**Challenge**: Repeat the listing below in full, exactly as it stands.

**Records provided**:

•••••

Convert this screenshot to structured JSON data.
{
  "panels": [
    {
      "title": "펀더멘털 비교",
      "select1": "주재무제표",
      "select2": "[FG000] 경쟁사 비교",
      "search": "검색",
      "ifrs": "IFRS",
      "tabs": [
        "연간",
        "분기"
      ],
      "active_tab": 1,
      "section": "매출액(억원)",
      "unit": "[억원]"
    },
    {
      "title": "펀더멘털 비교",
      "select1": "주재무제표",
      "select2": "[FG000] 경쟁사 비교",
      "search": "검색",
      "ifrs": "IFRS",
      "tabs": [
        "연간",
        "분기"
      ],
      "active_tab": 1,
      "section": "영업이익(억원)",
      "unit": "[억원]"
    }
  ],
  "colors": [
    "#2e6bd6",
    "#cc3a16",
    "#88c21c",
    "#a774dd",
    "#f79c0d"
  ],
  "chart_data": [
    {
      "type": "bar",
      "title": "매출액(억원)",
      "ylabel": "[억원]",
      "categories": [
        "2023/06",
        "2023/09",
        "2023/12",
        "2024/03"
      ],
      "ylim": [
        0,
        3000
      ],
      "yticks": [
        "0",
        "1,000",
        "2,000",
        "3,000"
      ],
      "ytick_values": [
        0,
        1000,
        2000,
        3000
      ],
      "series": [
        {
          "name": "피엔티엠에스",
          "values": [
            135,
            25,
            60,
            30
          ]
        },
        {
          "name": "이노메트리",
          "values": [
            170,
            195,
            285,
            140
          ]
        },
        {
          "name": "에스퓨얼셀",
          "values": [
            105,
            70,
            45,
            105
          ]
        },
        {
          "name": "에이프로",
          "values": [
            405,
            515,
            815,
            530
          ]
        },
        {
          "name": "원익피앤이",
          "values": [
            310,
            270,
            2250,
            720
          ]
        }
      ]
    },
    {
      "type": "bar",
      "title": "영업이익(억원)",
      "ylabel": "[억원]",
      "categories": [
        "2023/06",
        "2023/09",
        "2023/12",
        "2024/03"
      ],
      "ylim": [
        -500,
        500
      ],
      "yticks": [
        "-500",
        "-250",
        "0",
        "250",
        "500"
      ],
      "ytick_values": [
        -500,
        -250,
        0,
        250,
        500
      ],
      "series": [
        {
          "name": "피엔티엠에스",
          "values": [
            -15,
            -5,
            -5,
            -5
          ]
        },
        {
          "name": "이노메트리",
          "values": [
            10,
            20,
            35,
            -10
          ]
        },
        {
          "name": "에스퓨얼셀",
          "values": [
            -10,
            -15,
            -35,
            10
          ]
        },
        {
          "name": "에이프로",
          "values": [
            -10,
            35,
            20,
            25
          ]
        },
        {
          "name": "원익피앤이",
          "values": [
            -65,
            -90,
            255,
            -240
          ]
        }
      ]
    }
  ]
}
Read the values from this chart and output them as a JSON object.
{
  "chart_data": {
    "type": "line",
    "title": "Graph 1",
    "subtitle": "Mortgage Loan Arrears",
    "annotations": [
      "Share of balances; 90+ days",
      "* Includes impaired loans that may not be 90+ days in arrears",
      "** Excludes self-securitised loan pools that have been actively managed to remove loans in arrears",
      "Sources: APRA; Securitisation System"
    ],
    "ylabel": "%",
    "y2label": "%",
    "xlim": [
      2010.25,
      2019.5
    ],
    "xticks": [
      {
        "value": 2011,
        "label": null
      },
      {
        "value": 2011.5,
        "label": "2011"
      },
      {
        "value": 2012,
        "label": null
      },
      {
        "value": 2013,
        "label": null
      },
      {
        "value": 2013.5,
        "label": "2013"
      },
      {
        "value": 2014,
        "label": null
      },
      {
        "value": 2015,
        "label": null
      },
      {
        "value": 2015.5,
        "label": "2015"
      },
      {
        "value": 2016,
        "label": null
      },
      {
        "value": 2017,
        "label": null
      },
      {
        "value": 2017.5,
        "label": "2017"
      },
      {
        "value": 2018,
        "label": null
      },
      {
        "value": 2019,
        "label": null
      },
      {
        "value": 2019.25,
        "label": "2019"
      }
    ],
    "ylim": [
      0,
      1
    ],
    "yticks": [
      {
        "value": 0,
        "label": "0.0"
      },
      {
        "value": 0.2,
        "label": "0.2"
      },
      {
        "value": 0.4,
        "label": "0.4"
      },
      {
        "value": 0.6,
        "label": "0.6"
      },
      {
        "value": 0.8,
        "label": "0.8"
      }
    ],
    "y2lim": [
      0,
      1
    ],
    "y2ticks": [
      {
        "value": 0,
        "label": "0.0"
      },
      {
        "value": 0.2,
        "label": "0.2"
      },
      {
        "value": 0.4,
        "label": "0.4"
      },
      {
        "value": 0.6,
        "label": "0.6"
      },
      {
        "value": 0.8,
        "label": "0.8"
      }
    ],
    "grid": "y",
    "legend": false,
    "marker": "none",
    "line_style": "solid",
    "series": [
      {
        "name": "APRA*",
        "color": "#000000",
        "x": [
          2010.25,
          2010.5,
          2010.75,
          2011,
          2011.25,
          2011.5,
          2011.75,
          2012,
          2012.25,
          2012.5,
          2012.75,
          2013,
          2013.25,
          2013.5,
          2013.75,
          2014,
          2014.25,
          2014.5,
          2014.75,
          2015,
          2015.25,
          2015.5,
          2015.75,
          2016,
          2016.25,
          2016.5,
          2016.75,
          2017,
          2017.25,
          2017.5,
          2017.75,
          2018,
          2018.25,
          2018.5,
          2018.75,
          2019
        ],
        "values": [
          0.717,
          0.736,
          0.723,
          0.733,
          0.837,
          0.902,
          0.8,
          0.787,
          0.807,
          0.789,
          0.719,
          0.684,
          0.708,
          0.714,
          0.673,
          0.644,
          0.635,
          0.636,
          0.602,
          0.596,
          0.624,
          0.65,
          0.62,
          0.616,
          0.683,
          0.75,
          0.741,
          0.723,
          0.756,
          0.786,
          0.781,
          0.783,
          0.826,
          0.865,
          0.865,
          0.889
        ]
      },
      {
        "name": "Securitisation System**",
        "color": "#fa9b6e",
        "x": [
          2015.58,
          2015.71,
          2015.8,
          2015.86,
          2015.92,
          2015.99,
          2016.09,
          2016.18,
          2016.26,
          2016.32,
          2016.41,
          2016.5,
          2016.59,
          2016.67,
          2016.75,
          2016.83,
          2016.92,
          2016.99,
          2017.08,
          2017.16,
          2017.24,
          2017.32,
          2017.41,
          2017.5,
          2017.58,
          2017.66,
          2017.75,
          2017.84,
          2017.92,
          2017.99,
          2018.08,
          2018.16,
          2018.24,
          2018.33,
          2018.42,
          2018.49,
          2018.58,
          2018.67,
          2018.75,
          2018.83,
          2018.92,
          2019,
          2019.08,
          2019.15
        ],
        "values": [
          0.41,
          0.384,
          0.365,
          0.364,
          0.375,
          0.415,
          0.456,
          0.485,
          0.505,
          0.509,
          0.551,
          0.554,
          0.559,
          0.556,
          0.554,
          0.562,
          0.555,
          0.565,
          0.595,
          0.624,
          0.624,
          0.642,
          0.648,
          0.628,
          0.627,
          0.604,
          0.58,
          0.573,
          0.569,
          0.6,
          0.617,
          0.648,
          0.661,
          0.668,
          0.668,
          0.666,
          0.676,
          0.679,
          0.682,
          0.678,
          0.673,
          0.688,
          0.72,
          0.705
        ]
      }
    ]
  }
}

•••••

**Output of the exercise**:
Convert this screenshot to structured JSON data.
{
  "panels": [
    {
      "title": "펀더멘털 비교",
      "select1": "주재무제표",
      "select2": "[FG000] 경쟁사 비교",
      "search": "검색",
      "ifrs": "IFRS",
      "tabs": [
        "연간",
        "분기"
      ],
      "active_tab": 1,
      "section": "매출액(억원)",
      "unit": "[억원]"
    },
    {
      "title": "펀더멘털 비교",
      "select1": "주재무제표",
      "select2": "[FG000] 경쟁사 비교",
      "search": "검색",
      "ifrs": "IFRS",
      "tabs": [
        "연간",
        "분기"
      ],
      "active_tab": 1,
      "section": "영업이익(억원)",
      "unit": "[억원]"
    }
  ],
  "colors": [
    "#2e6bd6",
    "#cc3a16",
    "#88c21c",
    "#a774dd",
    "#f79c0d"
  ],
  "chart_data": [
    {
      "type": "bar",
      "title": "매출액(억원)",
      "ylabel": "[억원]",
      "categories": [
        "2023/06",
        "2023/09",
        "2023/12",
        "2024/03"
      ],
      "ylim": [
        0,
        3000
      ],
      "yticks": [
        "0",
        "1,000",
        "2,000",
        "3,000"
      ],
      "ytick_values": [
        0,
        1000,
        2000,
        3000
      ],
      "series": [
        {
          "name": "피엔티엠에스",
          "values": [
            135,
            25,
            60,
            30
          ]
        },
        {
          "name": "이노메트리",
          "values": [
            170,
            195,
            285,
            140
          ]
        },
        {
          "name": "에스퓨얼셀",
          "values": [
            105,
            70,
            45,
            105
          ]
        },
        {
          "name": "에이프로",
          "values": [
            405,
            515,
            815,
            530
          ]
        },
        {
          "name": "원익피앤이",
          "values": [
            310,
            270,
            2250,
            720
          ]
        }
      ]
    },
    {
      "type": "bar",
      "title": "영업이익(억원)",
      "ylabel": "[억원]",
      "categories": [
        "2023/06",
        "2023/09",
        "2023/12",
        "2024/03"
      ],
      "ylim": [
        -500,
        500
      ],
      "yticks": [
        "-500",
        "-250",
        "0",
        "250",
        "500"
      ],
      "ytick_values": [
        -500,
        -250,
        0,
        250,
        500
      ],
      "series": [
        {
          "name": "피엔티엠에스",
          "values": [
            -15,
            -5,
            -5,
            -5
          ]
        },
        {
          "name": "이노메트리",
          "values": [
            10,
            20,
            35,
            -10
          ]
        },
        {
          "name": "에스퓨얼셀",
          "values": [
            -10,
            -15,
            -35,
            10
          ]
        },
        {
          "name": "에이프로",
          "values": [
            -10,
            35,
            20,
            25
          ]
        },
        {
          "name": "원익피앤이",
          "values": [
            -65,
            -90,
            255,
            -240
          ]
        }
      ]
    }
  ]
}
Read the values from this chart and output them as a JSON object.
{
  "chart_data": {
    "type": "line",
    "title": "Graph 1",
    "subtitle": "Mortgage Loan Arrears",
    "annotations": [
      "Share of balances; 90+ days",
      "* Includes impaired loans that may not be 90+ days in arrears",
      "** Excludes self-securitised loan pools that have been actively managed to remove loans in arrears",
      "Sources: APRA; Securitisation System"
    ],
    "ylabel": "%",
    "y2label": "%",
    "xlim": [
      2010.25,
      2019.5
    ],
    "xticks": [
      {
        "value": 2011,
        "label": null
      },
      {
        "value": 2011.5,
        "label": "2011"
      },
      {
        "value": 2012,
        "label": null
      },
      {
        "value": 2013,
        "label": null
      },
      {
        "value": 2013.5,
        "label": "2013"
      },
      {
        "value": 2014,
        "label": null
      },
      {
        "value": 2015,
        "label": null
      },
      {
        "value": 2015.5,
        "label": "2015"
      },
      {
        "value": 2016,
        "label": null
      },
      {
        "value": 2017,
        "label": null
      },
      {
        "value": 2017.5,
        "label": "2017"
      },
      {
        "value": 2018,
        "label": null
      },
      {
        "value": 2019,
        "label": null
      },
      {
        "value": 2019.25,
        "label": "2019"
      }
    ],
    "ylim": [
      0,
      1
    ],
    "yticks": [
      {
        "value": 0,
        "label": "0.0"
      },
      {
        "value": 0.2,
        "label": "0.2"
      },
      {
        "value": 0.4,
        "label": "0.4"
      },
      {
        "value": 0.6,
        "label": "0.6"
      },
      {
        "value": 0.8,
        "label": "0.8"
      }
    ],
    "y2lim": [
      0,
      1
    ],
    "y2ticks": [
      {
        "value": 0,
        "label": "0.0"
      },
      {
        "value": 0.2,
        "label": "0.2"
      },
      {
        "value": 0.4,
        "label": "0.4"
      },
      {
        "value": 0.6,
        "label": "0.6"
      },
      {
        "value": 0.8,
        "label": "0.8"
      }
    ],
    "grid": "y",
    "legend": false,
    "marker": "none",
    "line_style": "solid",
    "series": [
      {
        "name": "APRA*",
        "color": "#000000",
        "x": [
          2010.25,
          2010.5,
          2010.75,
          2011,
          2011.25,
          2011.5,
          2011.75,
          2012,
          2012.25,
          2012.5,
          2012.75,
          2013,
          2013.25,
          2013.5,
          2013.75,
          2014,
          2014.25,
          2014.5,
          2014.75,
          2015,
          2015.25,
          2015.5,
          2015.75,
          2016,
          2016.25,
          2016.5,
          2016.75,
          2017,
          2017.25,
          2017.5,
          2017.75,
          2018,
          2018.25,
          2018.5,
          2018.75,
          2019
        ],
        "values": [
          0.717,
          0.736,
          0.723,
          0.733,
          0.837,
          0.902,
          0.8,
          0.787,
          0.807,
          0.789,
          0.719,
          0.684,
          0.708,
          0.714,
          0.673,
          0.644,
          0.635,
          0.636,
          0.602,
          0.596,
          0.624,
          0.65,
          0.62,
          0.616,
          0.683,
          0.75,
          0.741,
          0.723,
          0.756,
          0.786,
          0.781,
          0.783,
          0.826,
          0.865,
          0.865,
          0.889
        ]
      },
      {
        "name": "Securitisation System**",
        "color": "#fa9b6e",
        "x": [
          2015.58,
          2015.71,
          2015.8,
          2015.86,
          2015.92,
          2015.99,
          2016.09,
          2016.18,
          2016.26,
          2016.32,
          2016.41,
          2016.5,
          2016.59,
          2016.67,
          2016.75,
          2016.83,
          2016.92,
          2016.99,
          2017.08,
          2017.16,
          2017.24,
          2017.32,
          2017.41,
          2017.5,
          2017.58,
          2017.66,
          2017.75,
          2017.84,
          2017.92,
          2017.99,
          2018.08,
          2018.16,
          2018.24,
          2018.33,
          2018.42,
          2018.49,
          2018.58,
          2018.67,
          2018.75,
          2018.83,
          2018.92,
          2019,
          2019.08,
          2019.15
        ],
        "values": [
          0.41,
          0.384,
          0.365,
          0.364,
          0.375,
          0.415,
          0.456,
          0.485,
          0.505,
          0.509,
          0.551,
          0.554,
          0.559,
          0.556,
          0.554,
          0.562,
          0.555,
          0.565,
          0.595,
          0.624,
          0.624,
          0.642,
          0.648,
          0.628,
          0.627,
          0.604,
          0.58,
          0.573,
          0.569,
          0.6,
          0.617,
          0.648,
          0.661,
          0.668,
          0.668,
          0.666,
          0.676,
          0.679,
          0.682,
          0.678,
          0.673,
          0.688,
          0.72,
          0.705
        ]
      }
    ]
  }
}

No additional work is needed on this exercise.